Requirements:
Please reproduce every line of the material below without any changes.

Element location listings
"""

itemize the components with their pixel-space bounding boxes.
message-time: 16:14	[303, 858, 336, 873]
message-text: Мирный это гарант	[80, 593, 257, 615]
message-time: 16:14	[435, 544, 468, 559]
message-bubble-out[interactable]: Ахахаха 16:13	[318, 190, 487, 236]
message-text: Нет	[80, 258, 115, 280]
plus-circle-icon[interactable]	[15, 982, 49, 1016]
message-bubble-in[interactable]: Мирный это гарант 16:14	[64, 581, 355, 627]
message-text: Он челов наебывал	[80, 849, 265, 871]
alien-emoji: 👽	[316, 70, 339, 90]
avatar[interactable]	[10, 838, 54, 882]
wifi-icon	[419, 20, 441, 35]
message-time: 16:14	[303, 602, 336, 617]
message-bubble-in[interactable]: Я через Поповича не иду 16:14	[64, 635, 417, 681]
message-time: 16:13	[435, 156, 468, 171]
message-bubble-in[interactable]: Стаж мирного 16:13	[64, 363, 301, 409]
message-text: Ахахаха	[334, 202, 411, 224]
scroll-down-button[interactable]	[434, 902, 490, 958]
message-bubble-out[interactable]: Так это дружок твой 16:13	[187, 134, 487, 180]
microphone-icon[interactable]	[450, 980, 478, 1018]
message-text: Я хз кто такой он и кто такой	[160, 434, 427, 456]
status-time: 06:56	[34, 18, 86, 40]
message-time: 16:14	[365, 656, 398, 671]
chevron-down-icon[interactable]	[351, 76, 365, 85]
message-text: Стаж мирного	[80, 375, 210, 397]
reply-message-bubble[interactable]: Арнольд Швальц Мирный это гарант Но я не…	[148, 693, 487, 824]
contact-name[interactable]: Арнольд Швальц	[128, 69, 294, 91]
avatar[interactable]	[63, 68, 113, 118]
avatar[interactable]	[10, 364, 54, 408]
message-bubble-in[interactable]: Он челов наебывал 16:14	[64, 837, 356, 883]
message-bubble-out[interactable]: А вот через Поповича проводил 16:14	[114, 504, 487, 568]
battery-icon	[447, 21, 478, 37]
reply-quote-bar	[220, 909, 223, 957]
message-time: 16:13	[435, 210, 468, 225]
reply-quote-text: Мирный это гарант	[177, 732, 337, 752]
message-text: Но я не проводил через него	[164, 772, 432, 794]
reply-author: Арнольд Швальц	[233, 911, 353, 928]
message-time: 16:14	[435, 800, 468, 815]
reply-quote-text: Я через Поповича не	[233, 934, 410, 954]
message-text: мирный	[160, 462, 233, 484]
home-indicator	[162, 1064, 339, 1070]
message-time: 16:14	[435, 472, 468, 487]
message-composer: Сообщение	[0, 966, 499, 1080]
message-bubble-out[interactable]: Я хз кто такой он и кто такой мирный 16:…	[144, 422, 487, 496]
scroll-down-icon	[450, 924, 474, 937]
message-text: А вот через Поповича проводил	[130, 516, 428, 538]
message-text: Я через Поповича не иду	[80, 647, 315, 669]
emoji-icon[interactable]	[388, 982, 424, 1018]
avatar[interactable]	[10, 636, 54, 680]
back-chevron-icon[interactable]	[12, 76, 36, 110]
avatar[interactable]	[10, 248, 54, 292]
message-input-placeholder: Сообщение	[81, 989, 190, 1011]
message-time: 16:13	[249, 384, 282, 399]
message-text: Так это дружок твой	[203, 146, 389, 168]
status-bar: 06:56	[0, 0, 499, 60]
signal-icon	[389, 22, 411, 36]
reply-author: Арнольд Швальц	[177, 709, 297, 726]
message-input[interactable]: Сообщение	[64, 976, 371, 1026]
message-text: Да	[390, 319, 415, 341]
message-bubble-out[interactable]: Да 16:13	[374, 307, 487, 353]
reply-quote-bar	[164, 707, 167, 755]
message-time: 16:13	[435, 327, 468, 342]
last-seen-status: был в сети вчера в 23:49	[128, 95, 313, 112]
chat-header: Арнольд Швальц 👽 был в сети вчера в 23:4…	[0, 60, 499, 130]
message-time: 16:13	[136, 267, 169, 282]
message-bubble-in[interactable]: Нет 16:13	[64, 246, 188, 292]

"""

Written answer:
itemize the components with their pixel-space bounding boxes.
message-time: 16:14	[303, 858, 336, 873]
message-text: Мирный это гарант	[80, 593, 257, 615]
message-time: 16:14	[435, 544, 468, 559]
message-bubble-out[interactable]: Ахахаха 16:13	[318, 190, 487, 236]
message-text: Нет	[80, 258, 115, 280]
plus-circle-icon[interactable]	[15, 982, 49, 1016]
message-bubble-in[interactable]: Мирный это гарант 16:14	[64, 581, 355, 627]
message-text: Он челов наебывал	[80, 849, 265, 871]
alien-emoji: 👽	[316, 70, 339, 90]
avatar[interactable]	[10, 838, 54, 882]
wifi-icon	[419, 20, 441, 35]
message-time: 16:14	[303, 602, 336, 617]
message-bubble-in[interactable]: Я через Поповича не иду 16:14	[64, 635, 417, 681]
message-time: 16:13	[435, 156, 468, 171]
message-bubble-in[interactable]: Стаж мирного 16:13	[64, 363, 301, 409]
message-text: Ахахаха	[334, 202, 411, 224]
scroll-down-button[interactable]	[434, 902, 490, 958]
message-bubble-out[interactable]: Так это дружок твой 16:13	[187, 134, 487, 180]
microphone-icon[interactable]	[450, 980, 478, 1018]
message-text: Я хз кто такой он и кто такой	[160, 434, 427, 456]
status-time: 06:56	[34, 18, 86, 40]
message-time: 16:14	[365, 656, 398, 671]
chevron-down-icon[interactable]	[351, 76, 365, 85]
message-text: Стаж мирного	[80, 375, 210, 397]
reply-message-bubble[interactable]: Арнольд Швальц Мирный это гарант Но я не…	[148, 693, 487, 824]
contact-name[interactable]: Арнольд Швальц	[128, 69, 294, 91]
avatar[interactable]	[63, 68, 113, 118]
avatar[interactable]	[10, 364, 54, 408]
message-bubble-in[interactable]: Он челов наебывал 16:14	[64, 837, 356, 883]
message-bubble-out[interactable]: А вот через Поповича проводил 16:14	[114, 504, 487, 568]
battery-icon	[447, 21, 478, 37]
reply-quote-bar	[220, 909, 223, 957]
message-time: 16:13	[435, 210, 468, 225]
reply-quote-text: Мирный это гарант	[177, 732, 337, 752]
message-text: Но я не проводил через него	[164, 772, 432, 794]
reply-author: Арнольд Швальц	[233, 911, 353, 928]
message-time: 16:14	[435, 800, 468, 815]
reply-quote-text: Я через Поповича не	[233, 934, 410, 954]
message-text: мирный	[160, 462, 233, 484]
home-indicator	[162, 1064, 339, 1070]
message-time: 16:14	[435, 472, 468, 487]
message-composer: Сообщение	[0, 966, 499, 1080]
message-bubble-out[interactable]: Я хз кто такой он и кто такой мирный 16:…	[144, 422, 487, 496]
scroll-down-icon	[450, 924, 474, 937]
message-text: А вот через Поповича проводил	[130, 516, 428, 538]
message-text: Я через Поповича не иду	[80, 647, 315, 669]
emoji-icon[interactable]	[388, 982, 424, 1018]
avatar[interactable]	[10, 636, 54, 680]
back-chevron-icon[interactable]	[12, 76, 36, 110]
avatar[interactable]	[10, 248, 54, 292]
message-input-placeholder: Сообщение	[81, 989, 190, 1011]
message-time: 16:13	[249, 384, 282, 399]
message-text: Так это дружок твой	[203, 146, 389, 168]
status-bar: 06:56	[0, 0, 499, 60]
signal-icon	[389, 22, 411, 36]
reply-author: Арнольд Швальц	[177, 709, 297, 726]
message-input[interactable]: Сообщение	[64, 976, 371, 1026]
message-text: Да	[390, 319, 415, 341]
message-bubble-out[interactable]: Да 16:13	[374, 307, 487, 353]
reply-quote-bar	[164, 707, 167, 755]
message-time: 16:13	[435, 327, 468, 342]
last-seen-status: был в сети вчера в 23:49	[128, 95, 313, 112]
chat-header: Арнольд Швальц 👽 был в сети вчера в 23:4…	[0, 60, 499, 130]
message-time: 16:13	[136, 267, 169, 282]
message-bubble-in[interactable]: Нет 16:13	[64, 246, 188, 292]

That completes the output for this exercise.